- Set tasks -
1. In the touch-screen post, how long must you hold your arms out to qualify for the navy seals?
2. From the touch-screen post, extract the passage starting with "The reason Windows/Intel" and going on through "the preview button?".

- Selected passage -

Try it right now, READ JUST this story, holding your arms in front of you. If you manage it for longer then 5 minutes, you qualify for the navy seals. And that is not entirely a joke, part of military training is pain exercises like holding your arms up for a long time, they tend to add weights because it looks though but just holding your arms stretched for long enough hurts.
The reason Windows/Intel want you to work this way is because their marketeers LOVE the idea that using a computer is about making a few choices "that picture, that point on the presentation" and the rest is thinking sitting around work. It is NOT, Star Trek STILL isn't real, using a computer for most of us is barely different from sitting at an assembly line putting components in place. Just think about it, just typing this post is just sitting and hitting keys in the right order. Where do I need to touch the screen? What part of this work flow is improved by having a touch screen? Having to raise my hand to hit the preview button?

- Listed records -
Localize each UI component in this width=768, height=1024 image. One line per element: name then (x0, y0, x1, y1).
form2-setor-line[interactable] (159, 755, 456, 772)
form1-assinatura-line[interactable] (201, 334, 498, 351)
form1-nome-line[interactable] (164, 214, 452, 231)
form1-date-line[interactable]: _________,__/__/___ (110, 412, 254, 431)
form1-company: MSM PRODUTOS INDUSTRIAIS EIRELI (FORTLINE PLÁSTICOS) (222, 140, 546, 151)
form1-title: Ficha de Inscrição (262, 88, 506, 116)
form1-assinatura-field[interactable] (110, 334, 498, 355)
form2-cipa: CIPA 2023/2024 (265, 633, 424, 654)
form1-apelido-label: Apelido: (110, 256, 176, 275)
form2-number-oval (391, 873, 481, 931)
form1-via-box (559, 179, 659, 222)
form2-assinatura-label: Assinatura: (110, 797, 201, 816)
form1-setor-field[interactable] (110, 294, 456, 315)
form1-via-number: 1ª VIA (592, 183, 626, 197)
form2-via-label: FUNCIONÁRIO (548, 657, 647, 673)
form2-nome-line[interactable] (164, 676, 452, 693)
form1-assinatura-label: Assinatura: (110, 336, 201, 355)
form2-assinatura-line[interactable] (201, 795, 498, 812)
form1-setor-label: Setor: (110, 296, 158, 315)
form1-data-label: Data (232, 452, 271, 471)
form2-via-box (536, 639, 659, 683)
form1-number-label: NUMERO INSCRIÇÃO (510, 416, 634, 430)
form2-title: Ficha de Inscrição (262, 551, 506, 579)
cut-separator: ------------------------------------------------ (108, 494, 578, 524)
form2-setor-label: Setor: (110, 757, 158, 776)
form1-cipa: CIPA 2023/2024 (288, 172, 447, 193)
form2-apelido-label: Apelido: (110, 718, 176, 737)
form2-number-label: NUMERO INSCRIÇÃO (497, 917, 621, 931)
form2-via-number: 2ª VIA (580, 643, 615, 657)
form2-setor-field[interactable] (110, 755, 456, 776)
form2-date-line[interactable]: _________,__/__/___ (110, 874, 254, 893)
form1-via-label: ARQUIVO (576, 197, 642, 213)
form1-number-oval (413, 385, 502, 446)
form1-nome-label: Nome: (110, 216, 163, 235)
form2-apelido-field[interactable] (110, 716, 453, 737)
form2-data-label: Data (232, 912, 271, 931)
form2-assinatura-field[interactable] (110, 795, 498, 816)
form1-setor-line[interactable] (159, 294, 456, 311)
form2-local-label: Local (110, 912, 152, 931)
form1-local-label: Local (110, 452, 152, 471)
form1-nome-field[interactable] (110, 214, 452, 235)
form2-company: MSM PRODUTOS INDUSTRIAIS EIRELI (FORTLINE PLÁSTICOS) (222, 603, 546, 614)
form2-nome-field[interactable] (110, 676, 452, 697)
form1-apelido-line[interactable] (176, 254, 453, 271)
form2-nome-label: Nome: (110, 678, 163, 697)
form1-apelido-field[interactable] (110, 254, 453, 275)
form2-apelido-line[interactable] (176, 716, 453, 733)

- Results in order -
1. Longer than 5 minutes.

2.
The reason Windows/Intel want you to work this way is because their marketeers LOVE the idea that using a computer is about making a few choices "that picture, that point on the presentation" and the rest is thinking sitting around work. It is NOT, Star Trek STILL isn't real, using a computer for most of us is barely different from sitting at an assembly line putting components in place. Just think about it, just typing this post is just sitting and hitting keys in the right order. Where do I need to touch the screen? What part of this work flow is improved by having a touch screen? Having to raise my hand to hit the preview button?